Given data:
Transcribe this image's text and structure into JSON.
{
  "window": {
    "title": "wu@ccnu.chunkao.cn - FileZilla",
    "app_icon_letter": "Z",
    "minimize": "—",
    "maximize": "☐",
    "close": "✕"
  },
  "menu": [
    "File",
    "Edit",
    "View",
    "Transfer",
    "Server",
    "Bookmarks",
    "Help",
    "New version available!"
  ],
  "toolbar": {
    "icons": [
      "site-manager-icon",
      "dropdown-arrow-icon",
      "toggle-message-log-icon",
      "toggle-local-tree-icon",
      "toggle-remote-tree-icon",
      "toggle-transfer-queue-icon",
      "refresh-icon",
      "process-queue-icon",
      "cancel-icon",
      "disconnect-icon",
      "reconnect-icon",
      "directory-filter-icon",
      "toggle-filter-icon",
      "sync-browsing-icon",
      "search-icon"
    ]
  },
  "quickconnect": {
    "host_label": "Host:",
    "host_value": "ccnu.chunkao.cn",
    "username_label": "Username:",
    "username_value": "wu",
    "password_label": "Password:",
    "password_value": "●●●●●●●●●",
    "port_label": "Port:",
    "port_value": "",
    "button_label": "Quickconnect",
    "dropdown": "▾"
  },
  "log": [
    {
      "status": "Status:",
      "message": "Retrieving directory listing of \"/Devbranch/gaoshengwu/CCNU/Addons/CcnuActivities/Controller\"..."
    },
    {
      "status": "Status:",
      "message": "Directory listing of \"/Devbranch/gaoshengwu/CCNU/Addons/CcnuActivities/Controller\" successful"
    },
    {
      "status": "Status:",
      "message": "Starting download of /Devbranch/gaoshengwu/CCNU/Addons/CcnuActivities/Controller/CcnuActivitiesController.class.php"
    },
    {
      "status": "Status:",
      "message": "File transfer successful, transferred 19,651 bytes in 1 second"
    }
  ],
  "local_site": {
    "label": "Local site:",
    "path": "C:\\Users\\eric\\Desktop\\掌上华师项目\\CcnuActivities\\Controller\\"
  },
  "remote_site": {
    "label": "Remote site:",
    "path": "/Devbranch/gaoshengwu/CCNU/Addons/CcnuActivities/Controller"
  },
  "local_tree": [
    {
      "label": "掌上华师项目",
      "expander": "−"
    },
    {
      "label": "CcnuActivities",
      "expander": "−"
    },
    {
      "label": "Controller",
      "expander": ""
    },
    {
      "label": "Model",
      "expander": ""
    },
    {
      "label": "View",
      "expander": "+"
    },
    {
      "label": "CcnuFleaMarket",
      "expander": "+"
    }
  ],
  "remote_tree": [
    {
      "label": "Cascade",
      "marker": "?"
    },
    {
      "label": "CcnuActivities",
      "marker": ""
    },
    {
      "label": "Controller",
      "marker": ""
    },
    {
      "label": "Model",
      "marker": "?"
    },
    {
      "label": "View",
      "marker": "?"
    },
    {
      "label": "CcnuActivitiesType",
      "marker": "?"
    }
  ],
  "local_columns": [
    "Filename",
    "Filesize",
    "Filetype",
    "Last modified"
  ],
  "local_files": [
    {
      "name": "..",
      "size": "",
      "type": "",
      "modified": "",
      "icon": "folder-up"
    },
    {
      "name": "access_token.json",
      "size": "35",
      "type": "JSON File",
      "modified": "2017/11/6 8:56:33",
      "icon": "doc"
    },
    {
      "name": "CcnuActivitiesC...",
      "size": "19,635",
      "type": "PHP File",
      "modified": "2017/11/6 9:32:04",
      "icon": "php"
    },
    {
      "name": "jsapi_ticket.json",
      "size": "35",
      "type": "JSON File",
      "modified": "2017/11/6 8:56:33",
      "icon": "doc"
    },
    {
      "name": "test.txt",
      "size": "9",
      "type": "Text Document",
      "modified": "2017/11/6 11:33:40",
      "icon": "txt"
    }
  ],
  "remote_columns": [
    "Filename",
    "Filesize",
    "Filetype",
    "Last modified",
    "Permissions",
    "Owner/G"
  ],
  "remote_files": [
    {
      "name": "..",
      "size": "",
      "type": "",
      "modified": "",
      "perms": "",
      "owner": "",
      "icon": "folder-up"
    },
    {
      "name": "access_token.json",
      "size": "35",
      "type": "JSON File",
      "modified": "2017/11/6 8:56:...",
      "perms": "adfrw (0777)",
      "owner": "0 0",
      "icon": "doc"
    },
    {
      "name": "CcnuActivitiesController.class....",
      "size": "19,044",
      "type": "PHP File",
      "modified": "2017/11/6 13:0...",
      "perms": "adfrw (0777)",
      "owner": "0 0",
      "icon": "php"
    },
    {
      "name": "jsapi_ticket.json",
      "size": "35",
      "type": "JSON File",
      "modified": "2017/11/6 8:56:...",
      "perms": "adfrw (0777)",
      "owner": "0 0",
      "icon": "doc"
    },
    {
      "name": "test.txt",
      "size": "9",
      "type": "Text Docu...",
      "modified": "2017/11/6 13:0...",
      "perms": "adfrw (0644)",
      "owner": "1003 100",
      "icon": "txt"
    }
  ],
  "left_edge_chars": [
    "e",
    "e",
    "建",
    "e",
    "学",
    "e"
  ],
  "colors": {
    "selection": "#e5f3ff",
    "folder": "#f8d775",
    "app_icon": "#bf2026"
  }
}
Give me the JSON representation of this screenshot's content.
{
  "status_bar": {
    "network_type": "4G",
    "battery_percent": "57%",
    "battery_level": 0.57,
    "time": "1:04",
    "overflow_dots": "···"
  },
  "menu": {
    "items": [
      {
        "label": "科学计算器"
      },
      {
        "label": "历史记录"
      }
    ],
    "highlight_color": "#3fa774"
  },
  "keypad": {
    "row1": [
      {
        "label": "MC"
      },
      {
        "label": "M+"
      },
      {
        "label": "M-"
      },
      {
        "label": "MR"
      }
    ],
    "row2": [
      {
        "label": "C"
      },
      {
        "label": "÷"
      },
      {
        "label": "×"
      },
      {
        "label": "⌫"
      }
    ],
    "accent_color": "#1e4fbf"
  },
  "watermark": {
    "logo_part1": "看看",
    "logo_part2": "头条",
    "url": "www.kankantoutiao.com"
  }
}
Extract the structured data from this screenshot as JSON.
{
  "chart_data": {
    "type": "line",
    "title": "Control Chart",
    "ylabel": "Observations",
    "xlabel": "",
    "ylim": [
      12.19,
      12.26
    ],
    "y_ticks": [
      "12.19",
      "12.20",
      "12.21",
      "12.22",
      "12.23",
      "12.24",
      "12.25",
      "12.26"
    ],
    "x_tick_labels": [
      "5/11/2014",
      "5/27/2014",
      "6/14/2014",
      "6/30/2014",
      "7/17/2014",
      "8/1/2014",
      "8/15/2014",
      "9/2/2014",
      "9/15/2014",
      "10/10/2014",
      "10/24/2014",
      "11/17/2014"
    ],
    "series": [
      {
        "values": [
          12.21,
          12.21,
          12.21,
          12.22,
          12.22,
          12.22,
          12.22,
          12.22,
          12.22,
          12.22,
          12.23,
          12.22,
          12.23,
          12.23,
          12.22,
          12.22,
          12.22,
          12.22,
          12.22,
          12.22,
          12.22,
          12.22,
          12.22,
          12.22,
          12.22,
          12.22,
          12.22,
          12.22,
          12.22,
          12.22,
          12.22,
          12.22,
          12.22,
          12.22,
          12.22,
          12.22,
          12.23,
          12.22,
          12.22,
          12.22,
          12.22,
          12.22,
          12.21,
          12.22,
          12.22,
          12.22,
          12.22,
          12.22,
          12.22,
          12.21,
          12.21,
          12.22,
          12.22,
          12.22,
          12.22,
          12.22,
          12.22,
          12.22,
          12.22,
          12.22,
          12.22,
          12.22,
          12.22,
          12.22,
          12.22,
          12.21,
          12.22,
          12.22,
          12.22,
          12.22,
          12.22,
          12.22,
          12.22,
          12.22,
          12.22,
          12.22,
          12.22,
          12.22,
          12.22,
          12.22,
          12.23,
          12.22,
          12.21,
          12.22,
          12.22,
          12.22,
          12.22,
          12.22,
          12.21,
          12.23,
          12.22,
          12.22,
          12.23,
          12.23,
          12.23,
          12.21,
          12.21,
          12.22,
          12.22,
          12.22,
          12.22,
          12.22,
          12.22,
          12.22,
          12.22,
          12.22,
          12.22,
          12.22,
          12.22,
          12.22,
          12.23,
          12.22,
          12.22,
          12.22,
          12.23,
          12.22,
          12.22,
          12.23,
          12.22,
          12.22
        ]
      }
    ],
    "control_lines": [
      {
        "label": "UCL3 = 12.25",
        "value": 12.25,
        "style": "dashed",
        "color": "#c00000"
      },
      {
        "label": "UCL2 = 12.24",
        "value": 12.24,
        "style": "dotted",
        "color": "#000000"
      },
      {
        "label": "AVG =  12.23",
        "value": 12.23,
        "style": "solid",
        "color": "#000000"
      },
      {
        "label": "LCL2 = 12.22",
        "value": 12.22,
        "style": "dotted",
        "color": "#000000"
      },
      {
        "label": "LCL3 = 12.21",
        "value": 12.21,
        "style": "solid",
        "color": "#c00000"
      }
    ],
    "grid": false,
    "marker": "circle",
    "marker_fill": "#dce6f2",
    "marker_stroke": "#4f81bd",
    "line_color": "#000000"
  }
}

Written task:
Each line in the entries above that includes the string "filter" should be extracted.

Exercise result:
      "directory-filter-icon",
      "toggle-filter-icon",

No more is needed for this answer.